* [Aim]
Print every entry word for word, but omit the pictures.

═══ Supplied entries ═══

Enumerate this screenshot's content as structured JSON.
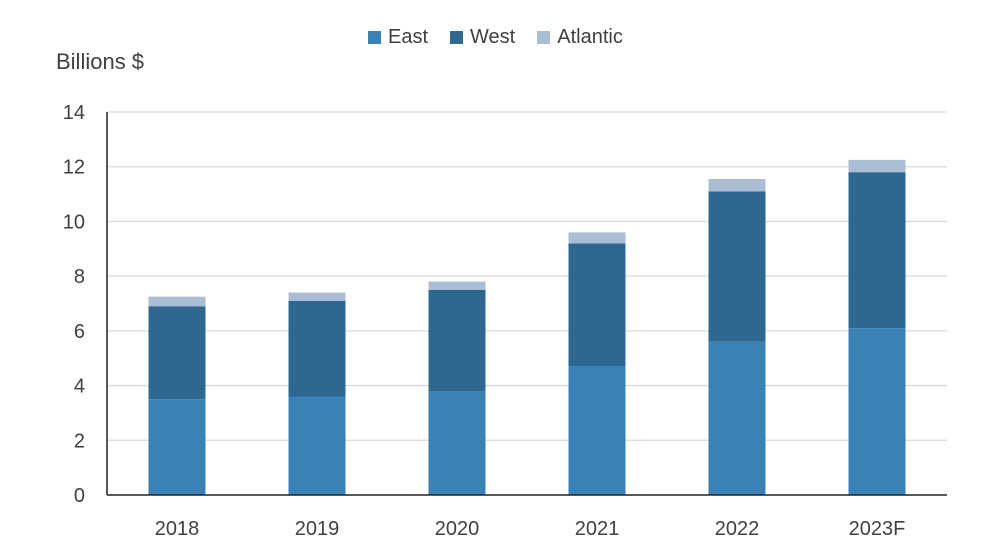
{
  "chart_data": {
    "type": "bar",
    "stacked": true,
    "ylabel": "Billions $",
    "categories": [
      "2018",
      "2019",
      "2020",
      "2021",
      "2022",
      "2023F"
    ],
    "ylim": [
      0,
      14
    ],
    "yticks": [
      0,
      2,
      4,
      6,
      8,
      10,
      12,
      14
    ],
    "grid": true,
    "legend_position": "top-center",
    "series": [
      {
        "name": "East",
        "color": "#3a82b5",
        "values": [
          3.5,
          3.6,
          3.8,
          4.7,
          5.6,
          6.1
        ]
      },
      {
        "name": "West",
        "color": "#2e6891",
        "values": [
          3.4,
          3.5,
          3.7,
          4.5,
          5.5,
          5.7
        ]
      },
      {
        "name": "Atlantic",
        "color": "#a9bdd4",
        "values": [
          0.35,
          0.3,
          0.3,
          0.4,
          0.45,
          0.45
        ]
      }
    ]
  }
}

═══

* [Written solution]
Enumerate this screenshot's content as structured JSON.
{
  "chart_data": {
    "type": "bar",
    "stacked": true,
    "ylabel": "Billions $",
    "categories": [
      "2018",
      "2019",
      "2020",
      "2021",
      "2022",
      "2023F"
    ],
    "ylim": [
      0,
      14
    ],
    "yticks": [
      0,
      2,
      4,
      6,
      8,
      10,
      12,
      14
    ],
    "grid": true,
    "legend_position": "top-center",
    "series": [
      {
        "name": "East",
        "color": "#3a82b5",
        "values": [
          3.5,
          3.6,
          3.8,
          4.7,
          5.6,
          6.1
        ]
      },
      {
        "name": "West",
        "color": "#2e6891",
        "values": [
          3.4,
          3.5,
          3.7,
          4.5,
          5.5,
          5.7
        ]
      },
      {
        "name": "Atlantic",
        "color": "#a9bdd4",
        "values": [
          0.35,
          0.3,
          0.3,
          0.4,
          0.45,
          0.45
        ]
      }
    ]
  }
}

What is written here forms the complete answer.